- **EXERCISE AIM**
Return the number of lines that contain the word "hmin", and return nothing else.
>> START
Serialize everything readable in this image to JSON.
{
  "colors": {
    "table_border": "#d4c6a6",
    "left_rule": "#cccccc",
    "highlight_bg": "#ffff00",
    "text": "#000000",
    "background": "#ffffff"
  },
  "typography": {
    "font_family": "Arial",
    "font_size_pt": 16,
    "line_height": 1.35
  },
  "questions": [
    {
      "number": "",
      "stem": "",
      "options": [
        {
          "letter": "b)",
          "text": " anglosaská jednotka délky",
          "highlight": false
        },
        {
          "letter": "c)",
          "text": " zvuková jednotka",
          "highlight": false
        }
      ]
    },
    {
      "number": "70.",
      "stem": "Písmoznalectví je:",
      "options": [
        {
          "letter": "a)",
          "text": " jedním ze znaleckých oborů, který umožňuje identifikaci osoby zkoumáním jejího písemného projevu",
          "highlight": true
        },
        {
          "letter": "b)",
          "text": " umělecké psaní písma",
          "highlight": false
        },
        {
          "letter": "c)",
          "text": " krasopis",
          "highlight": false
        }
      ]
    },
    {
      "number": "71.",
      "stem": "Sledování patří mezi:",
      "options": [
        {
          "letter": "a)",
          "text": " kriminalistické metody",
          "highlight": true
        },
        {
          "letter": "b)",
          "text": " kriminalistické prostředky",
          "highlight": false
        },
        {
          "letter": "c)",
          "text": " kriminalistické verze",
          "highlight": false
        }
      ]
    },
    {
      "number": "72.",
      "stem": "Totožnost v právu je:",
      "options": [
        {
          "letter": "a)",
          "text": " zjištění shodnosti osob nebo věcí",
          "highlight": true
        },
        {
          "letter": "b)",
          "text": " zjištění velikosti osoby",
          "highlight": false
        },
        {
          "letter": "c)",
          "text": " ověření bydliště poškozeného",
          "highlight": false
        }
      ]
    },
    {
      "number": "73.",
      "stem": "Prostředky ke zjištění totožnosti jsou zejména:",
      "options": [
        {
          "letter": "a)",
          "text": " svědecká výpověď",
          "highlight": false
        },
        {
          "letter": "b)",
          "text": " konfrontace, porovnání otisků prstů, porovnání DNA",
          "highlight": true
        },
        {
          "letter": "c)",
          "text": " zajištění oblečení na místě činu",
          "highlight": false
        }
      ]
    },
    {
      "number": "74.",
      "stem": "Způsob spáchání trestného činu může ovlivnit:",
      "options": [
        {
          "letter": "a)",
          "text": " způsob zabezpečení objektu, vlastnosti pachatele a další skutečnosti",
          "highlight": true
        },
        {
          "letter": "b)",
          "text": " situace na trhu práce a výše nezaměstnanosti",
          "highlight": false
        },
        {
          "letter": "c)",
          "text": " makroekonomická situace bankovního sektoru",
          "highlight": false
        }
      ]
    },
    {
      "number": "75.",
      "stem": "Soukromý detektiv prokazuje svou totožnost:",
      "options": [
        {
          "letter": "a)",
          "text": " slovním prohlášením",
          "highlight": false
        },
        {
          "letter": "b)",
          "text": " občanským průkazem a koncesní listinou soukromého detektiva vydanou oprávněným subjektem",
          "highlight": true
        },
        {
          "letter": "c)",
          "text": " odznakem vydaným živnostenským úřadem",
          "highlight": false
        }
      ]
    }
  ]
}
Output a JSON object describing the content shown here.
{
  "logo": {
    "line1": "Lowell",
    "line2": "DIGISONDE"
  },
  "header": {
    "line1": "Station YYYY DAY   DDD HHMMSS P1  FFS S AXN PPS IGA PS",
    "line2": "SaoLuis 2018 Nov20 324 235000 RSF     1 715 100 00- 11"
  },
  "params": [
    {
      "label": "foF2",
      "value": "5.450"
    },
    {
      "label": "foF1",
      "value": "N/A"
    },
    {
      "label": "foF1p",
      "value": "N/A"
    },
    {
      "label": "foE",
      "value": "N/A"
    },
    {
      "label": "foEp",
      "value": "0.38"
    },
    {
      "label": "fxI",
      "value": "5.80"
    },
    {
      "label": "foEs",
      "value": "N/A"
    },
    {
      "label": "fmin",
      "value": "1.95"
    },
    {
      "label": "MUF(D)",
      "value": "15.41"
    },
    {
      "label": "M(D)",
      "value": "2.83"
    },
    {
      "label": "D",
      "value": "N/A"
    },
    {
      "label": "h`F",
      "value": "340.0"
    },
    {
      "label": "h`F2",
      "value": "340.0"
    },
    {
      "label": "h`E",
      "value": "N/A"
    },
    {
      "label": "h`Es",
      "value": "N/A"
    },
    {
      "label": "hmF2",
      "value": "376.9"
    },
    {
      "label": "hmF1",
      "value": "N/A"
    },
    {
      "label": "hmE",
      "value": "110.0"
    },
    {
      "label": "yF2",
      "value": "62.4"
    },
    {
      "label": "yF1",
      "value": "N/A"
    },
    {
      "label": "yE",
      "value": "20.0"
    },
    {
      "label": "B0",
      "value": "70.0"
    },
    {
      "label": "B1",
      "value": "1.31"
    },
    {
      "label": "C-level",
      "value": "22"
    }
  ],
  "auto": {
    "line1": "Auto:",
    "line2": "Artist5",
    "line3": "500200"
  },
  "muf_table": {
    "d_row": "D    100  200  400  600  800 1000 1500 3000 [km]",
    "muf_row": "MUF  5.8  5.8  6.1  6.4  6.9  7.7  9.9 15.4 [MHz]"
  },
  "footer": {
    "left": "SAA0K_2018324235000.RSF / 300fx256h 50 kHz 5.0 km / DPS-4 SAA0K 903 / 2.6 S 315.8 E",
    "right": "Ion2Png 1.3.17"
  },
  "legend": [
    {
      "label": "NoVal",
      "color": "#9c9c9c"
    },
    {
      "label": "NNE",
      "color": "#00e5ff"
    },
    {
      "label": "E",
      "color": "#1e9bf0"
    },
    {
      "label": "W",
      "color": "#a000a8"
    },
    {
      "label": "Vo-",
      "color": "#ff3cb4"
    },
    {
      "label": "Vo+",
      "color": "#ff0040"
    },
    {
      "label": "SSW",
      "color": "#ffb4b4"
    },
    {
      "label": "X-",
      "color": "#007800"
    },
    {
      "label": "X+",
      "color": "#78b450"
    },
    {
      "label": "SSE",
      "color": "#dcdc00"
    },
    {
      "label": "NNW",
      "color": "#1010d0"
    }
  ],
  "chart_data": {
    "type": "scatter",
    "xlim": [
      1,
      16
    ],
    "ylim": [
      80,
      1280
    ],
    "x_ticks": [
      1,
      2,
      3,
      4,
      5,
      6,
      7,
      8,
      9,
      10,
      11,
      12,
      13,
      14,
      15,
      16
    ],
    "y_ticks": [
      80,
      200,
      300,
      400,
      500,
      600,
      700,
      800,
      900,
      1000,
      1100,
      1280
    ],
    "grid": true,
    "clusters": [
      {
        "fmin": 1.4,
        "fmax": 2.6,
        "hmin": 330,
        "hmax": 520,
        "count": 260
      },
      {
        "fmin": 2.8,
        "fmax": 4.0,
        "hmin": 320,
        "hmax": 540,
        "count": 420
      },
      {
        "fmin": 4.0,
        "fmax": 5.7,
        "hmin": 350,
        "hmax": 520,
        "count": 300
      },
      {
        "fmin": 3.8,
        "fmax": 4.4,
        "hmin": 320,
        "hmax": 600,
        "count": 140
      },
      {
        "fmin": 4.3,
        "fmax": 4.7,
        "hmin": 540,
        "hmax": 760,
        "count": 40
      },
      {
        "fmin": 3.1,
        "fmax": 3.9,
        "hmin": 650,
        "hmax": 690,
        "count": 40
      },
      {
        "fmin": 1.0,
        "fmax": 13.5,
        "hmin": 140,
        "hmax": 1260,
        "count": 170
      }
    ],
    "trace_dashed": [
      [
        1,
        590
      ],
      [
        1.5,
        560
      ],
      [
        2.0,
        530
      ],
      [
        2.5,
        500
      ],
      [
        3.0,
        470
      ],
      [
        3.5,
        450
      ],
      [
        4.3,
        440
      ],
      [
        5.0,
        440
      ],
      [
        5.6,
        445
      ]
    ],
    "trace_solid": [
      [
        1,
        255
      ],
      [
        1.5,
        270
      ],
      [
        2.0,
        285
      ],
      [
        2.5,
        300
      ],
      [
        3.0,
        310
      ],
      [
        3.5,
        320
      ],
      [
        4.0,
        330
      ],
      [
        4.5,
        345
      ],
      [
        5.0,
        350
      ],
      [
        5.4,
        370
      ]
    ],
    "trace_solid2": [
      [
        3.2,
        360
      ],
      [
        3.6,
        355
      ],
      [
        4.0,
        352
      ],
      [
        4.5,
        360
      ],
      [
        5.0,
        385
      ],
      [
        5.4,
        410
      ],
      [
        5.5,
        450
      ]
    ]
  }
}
>> END
- **SOLUTION BELOW**
7